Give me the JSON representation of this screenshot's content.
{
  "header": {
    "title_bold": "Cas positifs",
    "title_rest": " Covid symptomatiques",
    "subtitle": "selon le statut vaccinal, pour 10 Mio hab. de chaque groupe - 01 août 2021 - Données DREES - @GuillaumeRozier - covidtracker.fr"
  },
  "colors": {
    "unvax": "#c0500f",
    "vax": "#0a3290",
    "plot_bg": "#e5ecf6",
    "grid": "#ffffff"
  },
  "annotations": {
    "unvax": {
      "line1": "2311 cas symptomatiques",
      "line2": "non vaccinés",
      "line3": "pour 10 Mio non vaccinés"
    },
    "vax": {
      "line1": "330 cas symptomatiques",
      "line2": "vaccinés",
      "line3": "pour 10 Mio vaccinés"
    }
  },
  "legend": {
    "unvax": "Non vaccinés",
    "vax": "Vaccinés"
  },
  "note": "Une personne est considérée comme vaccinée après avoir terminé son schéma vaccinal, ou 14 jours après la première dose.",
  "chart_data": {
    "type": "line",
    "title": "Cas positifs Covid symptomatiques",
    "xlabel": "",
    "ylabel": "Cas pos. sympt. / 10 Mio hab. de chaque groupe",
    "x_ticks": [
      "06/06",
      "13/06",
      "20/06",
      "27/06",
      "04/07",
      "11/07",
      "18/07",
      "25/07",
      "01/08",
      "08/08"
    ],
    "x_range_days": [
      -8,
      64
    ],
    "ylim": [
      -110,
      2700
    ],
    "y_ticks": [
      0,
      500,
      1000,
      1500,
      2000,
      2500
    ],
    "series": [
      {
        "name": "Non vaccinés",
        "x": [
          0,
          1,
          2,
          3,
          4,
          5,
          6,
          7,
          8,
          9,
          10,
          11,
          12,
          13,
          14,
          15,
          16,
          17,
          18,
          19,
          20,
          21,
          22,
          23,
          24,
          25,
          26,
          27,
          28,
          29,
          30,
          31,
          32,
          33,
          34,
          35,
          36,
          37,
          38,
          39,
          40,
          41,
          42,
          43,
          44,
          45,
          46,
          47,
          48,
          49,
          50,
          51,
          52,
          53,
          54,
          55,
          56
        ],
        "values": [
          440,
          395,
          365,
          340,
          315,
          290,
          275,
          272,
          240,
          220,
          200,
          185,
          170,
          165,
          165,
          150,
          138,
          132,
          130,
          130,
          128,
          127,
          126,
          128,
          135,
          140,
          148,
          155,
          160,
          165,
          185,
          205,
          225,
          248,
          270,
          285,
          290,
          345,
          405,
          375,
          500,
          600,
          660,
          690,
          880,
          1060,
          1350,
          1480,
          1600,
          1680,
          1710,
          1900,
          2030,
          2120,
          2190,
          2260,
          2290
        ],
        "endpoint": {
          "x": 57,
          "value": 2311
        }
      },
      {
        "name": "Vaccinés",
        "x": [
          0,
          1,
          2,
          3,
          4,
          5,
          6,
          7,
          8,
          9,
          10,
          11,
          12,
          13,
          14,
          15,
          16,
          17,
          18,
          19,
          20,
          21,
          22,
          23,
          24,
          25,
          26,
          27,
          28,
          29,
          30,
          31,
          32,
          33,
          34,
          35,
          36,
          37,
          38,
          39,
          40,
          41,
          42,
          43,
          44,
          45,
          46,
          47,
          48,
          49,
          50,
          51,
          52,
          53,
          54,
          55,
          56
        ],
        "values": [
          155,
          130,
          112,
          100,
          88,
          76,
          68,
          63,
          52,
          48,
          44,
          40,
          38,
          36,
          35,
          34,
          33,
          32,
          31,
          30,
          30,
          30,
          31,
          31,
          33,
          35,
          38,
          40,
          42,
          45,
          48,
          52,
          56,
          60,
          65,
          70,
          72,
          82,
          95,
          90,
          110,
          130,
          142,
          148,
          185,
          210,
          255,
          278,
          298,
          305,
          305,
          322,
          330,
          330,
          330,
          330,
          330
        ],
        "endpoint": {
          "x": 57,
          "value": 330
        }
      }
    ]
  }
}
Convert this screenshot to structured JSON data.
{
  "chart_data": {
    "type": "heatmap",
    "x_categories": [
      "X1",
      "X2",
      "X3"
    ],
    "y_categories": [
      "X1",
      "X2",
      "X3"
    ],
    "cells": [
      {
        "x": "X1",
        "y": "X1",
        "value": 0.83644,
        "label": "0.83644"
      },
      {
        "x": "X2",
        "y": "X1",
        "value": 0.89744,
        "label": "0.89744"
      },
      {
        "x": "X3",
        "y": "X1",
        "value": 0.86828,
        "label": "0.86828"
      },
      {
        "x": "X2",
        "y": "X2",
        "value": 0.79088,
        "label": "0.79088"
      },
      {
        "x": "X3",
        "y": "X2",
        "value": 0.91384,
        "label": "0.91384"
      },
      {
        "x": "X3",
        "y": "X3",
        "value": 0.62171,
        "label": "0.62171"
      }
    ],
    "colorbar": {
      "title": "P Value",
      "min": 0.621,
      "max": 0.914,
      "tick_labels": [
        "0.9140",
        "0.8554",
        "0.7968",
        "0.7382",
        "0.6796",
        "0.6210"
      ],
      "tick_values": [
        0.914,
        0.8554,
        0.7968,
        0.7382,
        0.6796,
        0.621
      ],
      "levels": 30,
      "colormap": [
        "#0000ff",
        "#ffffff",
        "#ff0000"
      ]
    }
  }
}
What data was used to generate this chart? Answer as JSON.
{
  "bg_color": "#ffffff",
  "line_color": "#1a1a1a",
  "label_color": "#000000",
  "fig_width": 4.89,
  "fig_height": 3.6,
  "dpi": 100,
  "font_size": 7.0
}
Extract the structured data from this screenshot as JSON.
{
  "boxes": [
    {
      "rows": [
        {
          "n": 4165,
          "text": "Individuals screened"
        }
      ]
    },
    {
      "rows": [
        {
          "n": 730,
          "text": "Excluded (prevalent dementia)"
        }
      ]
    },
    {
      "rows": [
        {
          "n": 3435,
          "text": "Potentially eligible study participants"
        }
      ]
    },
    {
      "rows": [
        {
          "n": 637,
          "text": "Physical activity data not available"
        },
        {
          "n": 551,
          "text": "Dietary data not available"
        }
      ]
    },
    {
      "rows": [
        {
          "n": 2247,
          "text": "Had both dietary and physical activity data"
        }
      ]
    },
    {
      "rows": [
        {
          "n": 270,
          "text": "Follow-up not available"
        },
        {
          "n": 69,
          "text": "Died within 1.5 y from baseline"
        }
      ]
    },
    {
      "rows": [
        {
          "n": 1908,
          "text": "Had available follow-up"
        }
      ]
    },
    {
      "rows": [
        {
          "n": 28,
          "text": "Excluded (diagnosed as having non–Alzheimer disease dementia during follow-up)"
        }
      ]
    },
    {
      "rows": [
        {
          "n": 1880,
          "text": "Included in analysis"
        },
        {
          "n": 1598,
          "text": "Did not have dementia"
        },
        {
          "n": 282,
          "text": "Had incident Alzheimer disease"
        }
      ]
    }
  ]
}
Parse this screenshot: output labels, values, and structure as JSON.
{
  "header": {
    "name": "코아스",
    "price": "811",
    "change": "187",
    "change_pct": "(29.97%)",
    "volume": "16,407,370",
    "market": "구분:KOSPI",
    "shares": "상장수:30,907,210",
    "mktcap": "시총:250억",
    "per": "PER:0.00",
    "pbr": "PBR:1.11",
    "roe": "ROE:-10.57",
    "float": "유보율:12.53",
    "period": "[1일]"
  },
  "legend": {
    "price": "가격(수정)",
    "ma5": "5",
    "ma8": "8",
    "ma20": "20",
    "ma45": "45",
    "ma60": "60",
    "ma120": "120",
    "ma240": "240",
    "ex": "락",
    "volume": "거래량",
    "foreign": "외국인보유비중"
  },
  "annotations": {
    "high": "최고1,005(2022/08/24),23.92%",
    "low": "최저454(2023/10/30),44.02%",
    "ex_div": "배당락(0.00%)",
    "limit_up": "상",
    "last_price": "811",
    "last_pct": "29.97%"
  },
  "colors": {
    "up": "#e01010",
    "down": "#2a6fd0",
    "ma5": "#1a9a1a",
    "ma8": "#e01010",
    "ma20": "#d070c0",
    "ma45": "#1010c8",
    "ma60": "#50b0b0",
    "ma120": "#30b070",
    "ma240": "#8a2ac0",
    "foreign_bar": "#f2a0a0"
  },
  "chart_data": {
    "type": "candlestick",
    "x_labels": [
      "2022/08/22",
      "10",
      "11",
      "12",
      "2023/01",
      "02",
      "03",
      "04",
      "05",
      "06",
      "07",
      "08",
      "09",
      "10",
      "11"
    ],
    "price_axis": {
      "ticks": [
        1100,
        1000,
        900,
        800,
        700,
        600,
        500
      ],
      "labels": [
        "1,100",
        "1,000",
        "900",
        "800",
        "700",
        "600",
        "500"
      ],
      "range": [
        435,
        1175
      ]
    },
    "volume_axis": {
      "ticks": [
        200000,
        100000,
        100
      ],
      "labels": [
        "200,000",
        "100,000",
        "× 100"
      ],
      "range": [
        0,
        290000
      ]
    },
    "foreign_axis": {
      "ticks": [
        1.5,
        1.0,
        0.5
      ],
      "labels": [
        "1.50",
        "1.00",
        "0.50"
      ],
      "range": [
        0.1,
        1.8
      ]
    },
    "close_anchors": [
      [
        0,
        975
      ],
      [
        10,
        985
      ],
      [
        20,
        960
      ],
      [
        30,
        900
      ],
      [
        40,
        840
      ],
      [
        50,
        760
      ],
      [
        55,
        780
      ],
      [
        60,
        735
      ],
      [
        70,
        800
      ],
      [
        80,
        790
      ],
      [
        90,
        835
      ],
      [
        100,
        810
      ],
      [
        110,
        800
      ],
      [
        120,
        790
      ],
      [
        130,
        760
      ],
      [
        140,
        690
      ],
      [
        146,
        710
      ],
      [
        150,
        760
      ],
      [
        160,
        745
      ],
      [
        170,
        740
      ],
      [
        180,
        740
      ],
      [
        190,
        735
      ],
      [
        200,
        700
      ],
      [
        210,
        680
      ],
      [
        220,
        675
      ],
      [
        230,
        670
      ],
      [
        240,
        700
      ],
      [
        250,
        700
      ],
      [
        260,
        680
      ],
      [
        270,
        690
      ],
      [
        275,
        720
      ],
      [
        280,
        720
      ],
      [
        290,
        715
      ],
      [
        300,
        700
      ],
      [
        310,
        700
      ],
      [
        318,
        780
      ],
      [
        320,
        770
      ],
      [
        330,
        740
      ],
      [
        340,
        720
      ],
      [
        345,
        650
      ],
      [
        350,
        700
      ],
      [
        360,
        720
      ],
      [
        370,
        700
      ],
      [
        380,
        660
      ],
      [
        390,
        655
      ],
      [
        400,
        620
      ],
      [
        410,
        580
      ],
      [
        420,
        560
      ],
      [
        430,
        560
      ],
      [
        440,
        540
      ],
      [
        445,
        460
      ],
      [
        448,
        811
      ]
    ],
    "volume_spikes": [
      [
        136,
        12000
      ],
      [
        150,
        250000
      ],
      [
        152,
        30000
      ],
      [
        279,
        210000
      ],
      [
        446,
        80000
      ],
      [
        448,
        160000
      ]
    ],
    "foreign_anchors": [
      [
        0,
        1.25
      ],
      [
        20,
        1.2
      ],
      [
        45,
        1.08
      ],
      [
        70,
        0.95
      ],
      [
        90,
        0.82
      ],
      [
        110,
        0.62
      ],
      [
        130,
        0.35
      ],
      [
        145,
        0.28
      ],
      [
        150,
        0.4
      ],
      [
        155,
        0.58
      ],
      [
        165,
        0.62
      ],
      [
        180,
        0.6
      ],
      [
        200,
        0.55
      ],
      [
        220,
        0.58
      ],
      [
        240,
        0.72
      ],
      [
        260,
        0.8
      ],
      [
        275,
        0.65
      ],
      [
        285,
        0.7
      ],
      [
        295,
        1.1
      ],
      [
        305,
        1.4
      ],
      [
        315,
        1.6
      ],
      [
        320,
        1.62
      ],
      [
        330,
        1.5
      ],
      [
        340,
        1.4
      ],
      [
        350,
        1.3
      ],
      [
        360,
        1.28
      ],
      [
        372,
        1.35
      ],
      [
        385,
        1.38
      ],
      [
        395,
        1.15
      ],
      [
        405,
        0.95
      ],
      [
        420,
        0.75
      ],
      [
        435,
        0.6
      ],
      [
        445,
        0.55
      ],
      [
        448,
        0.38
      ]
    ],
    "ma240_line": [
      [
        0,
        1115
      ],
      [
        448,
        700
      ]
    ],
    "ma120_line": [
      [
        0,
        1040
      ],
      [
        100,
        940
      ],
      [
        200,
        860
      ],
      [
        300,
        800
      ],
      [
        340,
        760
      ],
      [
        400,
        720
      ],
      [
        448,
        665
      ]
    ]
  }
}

--------------------

■ WHAT TO WORK ON ■
Scan the material above for the string "Alzheimer" and report each line where you find it.

■ EXERCISE RESPONSE ■
          "text": "Excluded (diagnosed as having non–Alzheimer disease dementia during follow-up)"
          "text": "Had incident Alzheimer disease"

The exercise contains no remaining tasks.